** start Data to process **
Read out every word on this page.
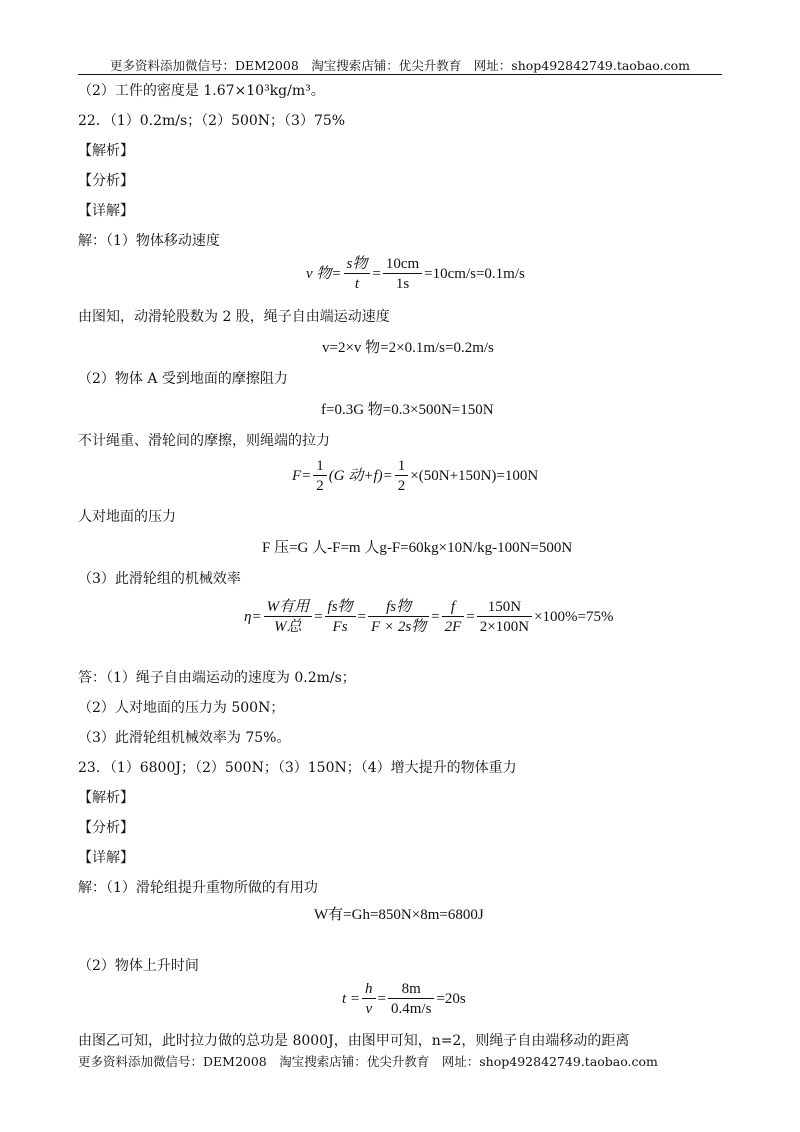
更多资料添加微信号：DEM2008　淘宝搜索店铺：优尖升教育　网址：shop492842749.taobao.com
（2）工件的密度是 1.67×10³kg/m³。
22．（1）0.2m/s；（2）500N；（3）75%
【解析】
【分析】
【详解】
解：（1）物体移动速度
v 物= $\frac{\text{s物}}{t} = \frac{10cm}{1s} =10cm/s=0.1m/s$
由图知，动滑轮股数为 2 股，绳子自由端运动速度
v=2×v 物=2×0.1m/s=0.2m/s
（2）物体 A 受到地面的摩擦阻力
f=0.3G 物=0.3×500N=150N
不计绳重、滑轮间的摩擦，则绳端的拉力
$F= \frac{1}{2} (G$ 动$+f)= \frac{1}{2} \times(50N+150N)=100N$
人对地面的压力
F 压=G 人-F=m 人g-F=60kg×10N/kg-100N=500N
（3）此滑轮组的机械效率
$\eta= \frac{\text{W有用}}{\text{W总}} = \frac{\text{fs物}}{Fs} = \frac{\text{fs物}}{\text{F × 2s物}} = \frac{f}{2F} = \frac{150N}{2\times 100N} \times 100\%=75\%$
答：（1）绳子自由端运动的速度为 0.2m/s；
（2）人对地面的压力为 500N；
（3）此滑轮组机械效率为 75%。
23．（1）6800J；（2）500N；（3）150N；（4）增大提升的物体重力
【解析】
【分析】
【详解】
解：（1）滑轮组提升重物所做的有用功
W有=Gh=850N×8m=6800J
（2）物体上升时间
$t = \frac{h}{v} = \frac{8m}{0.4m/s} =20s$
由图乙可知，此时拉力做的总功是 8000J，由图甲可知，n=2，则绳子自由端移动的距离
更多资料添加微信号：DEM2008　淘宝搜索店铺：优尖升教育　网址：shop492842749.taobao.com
** end Data to process **
(Request)
Repeat the records above verbatim, with no pictures in the result.

(Reply)
Read out every word on this page.
更多资料添加微信号：DEM2008　淘宝搜索店铺：优尖升教育　网址：shop492842749.taobao.com
（2）工件的密度是 1.67×10³kg/m³。
22．（1）0.2m/s；（2）500N；（3）75%
【解析】
【分析】
【详解】
解：（1）物体移动速度
v 物= $\frac{\text{s物}}{t} = \frac{10cm}{1s} =10cm/s=0.1m/s$
由图知，动滑轮股数为 2 股，绳子自由端运动速度
v=2×v 物=2×0.1m/s=0.2m/s
（2）物体 A 受到地面的摩擦阻力
f=0.3G 物=0.3×500N=150N
不计绳重、滑轮间的摩擦，则绳端的拉力
$F= \frac{1}{2} (G$ 动$+f)= \frac{1}{2} \times(50N+150N)=100N$
人对地面的压力
F 压=G 人-F=m 人g-F=60kg×10N/kg-100N=500N
（3）此滑轮组的机械效率
$\eta= \frac{\text{W有用}}{\text{W总}} = \frac{\text{fs物}}{Fs} = \frac{\text{fs物}}{\text{F × 2s物}} = \frac{f}{2F} = \frac{150N}{2\times 100N} \times 100\%=75\%$
答：（1）绳子自由端运动的速度为 0.2m/s；
（2）人对地面的压力为 500N；
（3）此滑轮组机械效率为 75%。
23．（1）6800J；（2）500N；（3）150N；（4）增大提升的物体重力
【解析】
【分析】
【详解】
解：（1）滑轮组提升重物所做的有用功
W有=Gh=850N×8m=6800J
（2）物体上升时间
$t = \frac{h}{v} = \frac{8m}{0.4m/s} =20s$
由图乙可知，此时拉力做的总功是 8000J，由图甲可知，n=2，则绳子自由端移动的距离
更多资料添加微信号：DEM2008　淘宝搜索店铺：优尖升教育　网址：shop492842749.taobao.com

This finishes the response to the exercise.